-- Begin --
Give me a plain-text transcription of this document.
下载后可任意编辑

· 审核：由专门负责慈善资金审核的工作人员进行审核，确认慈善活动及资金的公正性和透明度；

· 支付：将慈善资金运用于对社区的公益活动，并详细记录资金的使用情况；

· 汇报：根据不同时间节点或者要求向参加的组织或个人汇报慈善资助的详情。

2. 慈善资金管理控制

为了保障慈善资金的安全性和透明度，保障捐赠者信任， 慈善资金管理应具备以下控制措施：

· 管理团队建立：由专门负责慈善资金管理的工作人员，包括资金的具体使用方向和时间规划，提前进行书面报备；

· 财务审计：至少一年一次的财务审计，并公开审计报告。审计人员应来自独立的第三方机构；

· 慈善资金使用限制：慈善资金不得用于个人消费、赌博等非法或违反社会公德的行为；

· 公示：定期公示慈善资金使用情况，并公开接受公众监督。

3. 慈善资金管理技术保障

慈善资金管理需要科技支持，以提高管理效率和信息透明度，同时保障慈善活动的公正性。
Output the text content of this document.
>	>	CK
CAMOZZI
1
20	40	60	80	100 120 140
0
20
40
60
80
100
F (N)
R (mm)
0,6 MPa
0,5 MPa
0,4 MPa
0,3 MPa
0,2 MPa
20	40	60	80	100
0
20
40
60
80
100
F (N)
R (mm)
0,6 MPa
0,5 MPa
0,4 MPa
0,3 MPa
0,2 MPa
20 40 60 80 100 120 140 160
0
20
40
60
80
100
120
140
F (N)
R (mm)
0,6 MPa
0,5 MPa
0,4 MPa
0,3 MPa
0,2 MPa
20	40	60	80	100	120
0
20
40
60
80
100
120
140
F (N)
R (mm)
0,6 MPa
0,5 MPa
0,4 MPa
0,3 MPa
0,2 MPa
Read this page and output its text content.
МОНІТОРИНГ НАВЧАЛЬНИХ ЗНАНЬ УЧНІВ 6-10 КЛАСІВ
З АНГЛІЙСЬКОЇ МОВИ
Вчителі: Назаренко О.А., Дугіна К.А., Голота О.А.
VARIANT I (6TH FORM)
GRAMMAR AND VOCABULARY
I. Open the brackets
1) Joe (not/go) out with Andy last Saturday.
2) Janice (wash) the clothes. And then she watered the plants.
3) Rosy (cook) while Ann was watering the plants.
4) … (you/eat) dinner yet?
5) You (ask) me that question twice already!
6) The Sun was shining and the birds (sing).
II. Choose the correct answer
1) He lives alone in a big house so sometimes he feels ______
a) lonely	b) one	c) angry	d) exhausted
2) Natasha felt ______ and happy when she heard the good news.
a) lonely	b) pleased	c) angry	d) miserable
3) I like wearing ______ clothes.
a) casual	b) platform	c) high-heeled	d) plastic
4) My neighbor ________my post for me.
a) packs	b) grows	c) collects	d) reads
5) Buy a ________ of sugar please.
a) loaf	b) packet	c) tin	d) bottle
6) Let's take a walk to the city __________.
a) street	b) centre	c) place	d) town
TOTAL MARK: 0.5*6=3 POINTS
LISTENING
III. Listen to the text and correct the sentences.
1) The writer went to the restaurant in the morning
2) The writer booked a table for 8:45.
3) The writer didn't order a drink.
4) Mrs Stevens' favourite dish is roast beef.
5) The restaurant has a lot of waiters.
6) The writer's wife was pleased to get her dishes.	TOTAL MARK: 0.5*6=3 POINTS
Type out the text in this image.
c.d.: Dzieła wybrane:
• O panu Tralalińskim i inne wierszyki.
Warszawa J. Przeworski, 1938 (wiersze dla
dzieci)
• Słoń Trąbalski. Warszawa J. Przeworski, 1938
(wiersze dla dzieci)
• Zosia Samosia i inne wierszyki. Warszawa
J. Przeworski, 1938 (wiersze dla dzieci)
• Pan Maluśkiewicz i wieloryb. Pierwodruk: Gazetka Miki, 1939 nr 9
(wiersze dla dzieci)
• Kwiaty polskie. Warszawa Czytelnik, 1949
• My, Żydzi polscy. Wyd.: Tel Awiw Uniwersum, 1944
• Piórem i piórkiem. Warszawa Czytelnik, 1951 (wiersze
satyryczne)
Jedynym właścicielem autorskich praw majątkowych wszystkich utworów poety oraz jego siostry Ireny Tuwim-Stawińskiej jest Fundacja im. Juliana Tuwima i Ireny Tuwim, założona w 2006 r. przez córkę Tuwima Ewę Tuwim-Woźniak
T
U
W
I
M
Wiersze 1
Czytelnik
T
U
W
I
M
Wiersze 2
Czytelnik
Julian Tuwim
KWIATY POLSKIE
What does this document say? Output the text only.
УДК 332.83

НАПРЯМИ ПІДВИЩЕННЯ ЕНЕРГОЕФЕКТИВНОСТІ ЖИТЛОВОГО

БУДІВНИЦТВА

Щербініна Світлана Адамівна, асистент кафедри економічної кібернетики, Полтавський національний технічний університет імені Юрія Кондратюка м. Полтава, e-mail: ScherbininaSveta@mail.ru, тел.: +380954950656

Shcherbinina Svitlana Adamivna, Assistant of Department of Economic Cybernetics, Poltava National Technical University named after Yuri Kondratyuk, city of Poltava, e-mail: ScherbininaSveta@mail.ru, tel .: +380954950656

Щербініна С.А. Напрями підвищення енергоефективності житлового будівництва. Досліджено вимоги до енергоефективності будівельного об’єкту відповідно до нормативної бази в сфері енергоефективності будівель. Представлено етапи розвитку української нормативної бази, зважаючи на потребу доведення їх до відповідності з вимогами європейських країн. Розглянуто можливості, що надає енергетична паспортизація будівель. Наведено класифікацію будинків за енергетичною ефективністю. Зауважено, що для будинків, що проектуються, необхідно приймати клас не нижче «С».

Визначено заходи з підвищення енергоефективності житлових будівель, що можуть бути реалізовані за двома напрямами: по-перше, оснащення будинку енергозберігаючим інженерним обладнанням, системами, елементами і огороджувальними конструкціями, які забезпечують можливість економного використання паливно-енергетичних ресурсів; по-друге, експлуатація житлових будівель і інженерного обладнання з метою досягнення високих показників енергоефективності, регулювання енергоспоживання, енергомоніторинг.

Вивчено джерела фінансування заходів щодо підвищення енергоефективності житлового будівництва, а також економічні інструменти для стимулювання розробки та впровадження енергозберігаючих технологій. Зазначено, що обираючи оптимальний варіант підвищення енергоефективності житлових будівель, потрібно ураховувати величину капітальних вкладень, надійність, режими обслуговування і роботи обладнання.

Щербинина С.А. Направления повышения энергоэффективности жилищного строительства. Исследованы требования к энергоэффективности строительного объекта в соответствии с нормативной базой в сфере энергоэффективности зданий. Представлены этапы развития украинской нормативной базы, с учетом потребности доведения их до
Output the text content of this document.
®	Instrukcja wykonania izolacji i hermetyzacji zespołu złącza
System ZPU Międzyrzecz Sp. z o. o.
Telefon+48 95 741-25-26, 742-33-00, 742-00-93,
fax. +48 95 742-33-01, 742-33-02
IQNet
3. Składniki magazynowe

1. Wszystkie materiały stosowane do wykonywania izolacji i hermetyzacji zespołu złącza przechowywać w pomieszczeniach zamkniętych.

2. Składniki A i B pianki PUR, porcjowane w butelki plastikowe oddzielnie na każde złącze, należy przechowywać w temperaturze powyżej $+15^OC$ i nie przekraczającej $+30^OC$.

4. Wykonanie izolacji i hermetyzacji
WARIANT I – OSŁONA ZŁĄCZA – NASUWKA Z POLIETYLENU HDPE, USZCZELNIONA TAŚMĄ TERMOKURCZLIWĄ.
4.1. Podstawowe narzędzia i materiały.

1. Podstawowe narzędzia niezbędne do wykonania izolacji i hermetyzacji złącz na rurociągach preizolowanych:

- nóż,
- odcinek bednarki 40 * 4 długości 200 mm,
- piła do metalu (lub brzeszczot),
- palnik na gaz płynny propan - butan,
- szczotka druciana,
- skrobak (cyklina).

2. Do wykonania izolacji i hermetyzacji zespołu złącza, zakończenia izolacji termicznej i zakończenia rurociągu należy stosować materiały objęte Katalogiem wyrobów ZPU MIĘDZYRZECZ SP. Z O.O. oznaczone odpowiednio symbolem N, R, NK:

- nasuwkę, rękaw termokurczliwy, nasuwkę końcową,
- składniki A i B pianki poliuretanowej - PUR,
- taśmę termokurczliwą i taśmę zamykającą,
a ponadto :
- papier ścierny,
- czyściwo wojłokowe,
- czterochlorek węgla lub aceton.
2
-- End --
TASK TO COMPLETE: Of all the lines in the listing above, how many contain the word "plants"? Answer with the number alone.

CORRECT OUTPUT: 2